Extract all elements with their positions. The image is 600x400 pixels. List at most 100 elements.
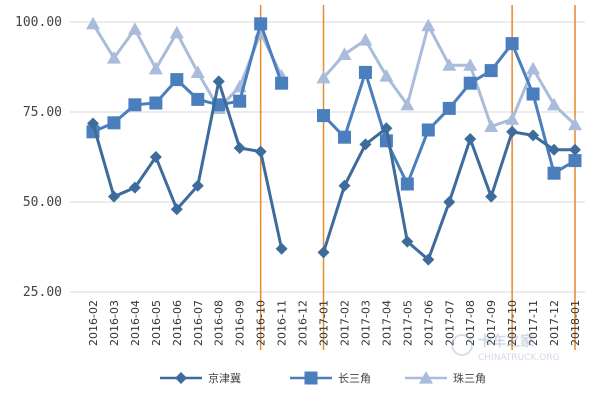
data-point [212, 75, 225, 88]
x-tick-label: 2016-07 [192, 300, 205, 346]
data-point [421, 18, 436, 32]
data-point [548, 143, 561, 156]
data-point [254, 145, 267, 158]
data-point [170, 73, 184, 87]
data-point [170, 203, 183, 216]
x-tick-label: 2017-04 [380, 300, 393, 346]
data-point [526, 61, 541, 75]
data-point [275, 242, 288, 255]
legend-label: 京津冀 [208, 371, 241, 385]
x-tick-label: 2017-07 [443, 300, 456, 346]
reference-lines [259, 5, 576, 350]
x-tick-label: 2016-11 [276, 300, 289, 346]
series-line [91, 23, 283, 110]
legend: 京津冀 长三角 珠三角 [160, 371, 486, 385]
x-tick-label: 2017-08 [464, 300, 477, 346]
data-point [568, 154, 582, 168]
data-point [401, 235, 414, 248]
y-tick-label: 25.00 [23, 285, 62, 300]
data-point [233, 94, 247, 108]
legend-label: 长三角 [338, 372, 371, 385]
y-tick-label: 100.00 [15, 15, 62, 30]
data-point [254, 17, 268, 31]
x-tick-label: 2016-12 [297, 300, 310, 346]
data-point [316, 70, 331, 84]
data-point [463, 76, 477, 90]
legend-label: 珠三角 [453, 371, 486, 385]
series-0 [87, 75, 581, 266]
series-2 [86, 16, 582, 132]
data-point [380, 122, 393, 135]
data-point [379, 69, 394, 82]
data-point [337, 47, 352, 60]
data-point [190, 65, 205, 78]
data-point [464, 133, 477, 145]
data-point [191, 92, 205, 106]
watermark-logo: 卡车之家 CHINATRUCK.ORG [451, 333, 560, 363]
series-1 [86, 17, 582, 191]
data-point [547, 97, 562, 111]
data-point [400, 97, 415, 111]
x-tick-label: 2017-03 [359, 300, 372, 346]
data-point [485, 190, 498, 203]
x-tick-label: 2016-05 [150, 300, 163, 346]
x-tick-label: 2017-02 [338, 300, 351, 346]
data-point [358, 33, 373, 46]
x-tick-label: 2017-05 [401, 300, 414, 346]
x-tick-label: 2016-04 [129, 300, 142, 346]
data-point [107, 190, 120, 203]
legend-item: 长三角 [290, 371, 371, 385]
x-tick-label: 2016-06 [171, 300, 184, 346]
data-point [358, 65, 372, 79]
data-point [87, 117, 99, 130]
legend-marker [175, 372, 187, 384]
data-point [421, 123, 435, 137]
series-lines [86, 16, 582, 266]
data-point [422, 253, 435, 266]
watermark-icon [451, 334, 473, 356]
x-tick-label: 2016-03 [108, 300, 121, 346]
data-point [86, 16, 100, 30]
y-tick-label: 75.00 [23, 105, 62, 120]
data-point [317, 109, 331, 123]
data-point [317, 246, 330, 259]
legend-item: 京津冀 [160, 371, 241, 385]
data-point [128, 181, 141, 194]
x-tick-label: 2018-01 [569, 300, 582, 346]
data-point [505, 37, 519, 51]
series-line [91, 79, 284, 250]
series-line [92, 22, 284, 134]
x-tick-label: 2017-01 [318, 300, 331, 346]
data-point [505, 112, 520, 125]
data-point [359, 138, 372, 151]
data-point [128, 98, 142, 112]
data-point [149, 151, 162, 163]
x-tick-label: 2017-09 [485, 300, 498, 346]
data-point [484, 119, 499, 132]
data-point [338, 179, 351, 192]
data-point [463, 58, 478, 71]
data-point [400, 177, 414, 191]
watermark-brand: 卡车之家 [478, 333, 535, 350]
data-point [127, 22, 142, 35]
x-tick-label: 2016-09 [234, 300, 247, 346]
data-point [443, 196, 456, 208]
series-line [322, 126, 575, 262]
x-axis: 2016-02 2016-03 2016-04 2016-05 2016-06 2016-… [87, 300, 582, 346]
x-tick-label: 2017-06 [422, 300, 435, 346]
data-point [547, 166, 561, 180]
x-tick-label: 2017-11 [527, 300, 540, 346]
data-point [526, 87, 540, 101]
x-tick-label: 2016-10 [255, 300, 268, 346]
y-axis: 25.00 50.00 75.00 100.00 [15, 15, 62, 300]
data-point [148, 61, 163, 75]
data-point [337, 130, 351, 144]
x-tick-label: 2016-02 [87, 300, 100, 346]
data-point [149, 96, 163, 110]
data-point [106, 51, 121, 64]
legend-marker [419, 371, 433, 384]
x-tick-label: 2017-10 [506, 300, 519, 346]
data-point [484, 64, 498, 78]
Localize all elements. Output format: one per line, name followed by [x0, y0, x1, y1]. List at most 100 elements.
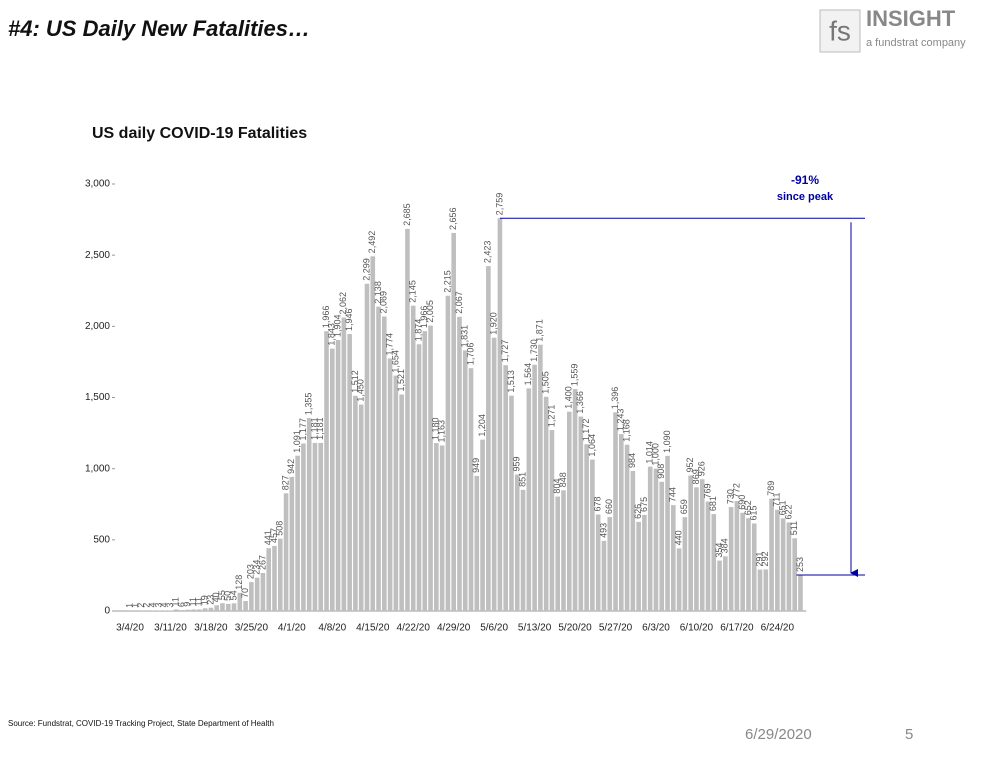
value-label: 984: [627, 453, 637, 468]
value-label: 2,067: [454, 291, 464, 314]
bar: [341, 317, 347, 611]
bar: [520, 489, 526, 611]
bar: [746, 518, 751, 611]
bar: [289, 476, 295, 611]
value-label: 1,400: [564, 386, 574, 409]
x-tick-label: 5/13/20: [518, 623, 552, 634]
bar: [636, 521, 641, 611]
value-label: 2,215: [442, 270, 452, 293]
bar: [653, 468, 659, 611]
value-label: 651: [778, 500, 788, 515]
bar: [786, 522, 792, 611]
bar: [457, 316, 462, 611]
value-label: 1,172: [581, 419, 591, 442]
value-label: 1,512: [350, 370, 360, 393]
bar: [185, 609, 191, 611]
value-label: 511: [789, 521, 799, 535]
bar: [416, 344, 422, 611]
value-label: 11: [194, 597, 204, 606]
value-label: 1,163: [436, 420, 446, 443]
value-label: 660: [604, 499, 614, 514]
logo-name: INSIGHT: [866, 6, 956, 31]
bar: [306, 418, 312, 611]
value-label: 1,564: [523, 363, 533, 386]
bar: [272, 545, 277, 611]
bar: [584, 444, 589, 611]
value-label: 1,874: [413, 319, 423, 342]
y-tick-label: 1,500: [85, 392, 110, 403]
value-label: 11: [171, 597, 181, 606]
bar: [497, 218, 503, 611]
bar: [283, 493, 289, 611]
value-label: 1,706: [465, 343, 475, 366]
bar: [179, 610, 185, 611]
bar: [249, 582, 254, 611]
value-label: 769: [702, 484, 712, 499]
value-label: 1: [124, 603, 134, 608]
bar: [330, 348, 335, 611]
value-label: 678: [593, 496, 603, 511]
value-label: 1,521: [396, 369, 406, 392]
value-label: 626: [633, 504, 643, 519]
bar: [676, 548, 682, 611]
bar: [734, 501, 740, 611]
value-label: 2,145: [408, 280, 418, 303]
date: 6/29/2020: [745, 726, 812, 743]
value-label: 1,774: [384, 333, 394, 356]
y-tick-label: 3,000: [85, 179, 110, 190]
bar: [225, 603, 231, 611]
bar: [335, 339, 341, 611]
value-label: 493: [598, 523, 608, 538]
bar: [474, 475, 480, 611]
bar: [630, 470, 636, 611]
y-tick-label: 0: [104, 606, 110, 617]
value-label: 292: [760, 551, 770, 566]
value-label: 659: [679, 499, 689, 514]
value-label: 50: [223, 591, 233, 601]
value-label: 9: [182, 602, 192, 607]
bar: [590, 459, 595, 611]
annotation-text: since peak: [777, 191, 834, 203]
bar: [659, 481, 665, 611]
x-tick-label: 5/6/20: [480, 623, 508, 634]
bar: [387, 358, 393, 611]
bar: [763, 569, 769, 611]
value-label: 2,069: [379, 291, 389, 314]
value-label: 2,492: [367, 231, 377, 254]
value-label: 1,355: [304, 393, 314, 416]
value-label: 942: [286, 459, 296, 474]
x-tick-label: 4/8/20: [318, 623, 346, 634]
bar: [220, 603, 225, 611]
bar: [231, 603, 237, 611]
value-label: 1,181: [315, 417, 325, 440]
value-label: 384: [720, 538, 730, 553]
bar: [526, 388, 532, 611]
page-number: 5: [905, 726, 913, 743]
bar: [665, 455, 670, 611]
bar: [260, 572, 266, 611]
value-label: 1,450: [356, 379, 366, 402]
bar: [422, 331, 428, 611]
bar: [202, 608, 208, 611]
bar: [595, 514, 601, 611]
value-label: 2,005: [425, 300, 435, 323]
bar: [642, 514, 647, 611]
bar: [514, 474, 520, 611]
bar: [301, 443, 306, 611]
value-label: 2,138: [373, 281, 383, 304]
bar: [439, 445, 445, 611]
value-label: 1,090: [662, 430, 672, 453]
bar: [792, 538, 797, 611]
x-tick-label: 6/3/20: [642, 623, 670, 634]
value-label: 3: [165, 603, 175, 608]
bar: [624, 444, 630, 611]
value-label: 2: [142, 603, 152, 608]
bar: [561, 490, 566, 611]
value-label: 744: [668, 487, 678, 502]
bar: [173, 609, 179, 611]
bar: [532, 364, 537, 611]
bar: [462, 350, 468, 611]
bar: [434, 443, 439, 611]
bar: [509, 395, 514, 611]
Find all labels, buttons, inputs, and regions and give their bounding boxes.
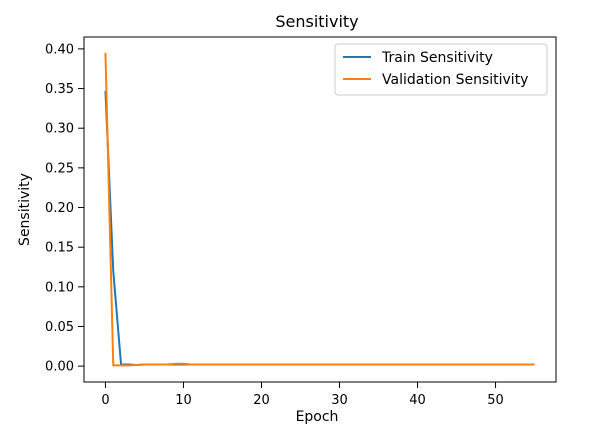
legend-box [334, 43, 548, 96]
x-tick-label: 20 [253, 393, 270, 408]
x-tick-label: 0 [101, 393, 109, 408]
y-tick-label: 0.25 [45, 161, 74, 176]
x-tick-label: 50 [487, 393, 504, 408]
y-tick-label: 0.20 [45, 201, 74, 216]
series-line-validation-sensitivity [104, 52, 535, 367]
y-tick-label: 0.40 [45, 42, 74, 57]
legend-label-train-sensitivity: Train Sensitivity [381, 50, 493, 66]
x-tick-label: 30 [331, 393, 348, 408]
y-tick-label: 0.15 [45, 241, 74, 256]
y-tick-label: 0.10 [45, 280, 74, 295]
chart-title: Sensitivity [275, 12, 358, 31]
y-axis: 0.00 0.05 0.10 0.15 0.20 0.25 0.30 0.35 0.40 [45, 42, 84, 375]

========

What the task asks
Report every line of the listing that contains the string "marker", treating uppercase and lowercase letters as different.

Finished exercise
legend-marker [175, 372, 187, 384]
legend-marker [419, 371, 433, 384]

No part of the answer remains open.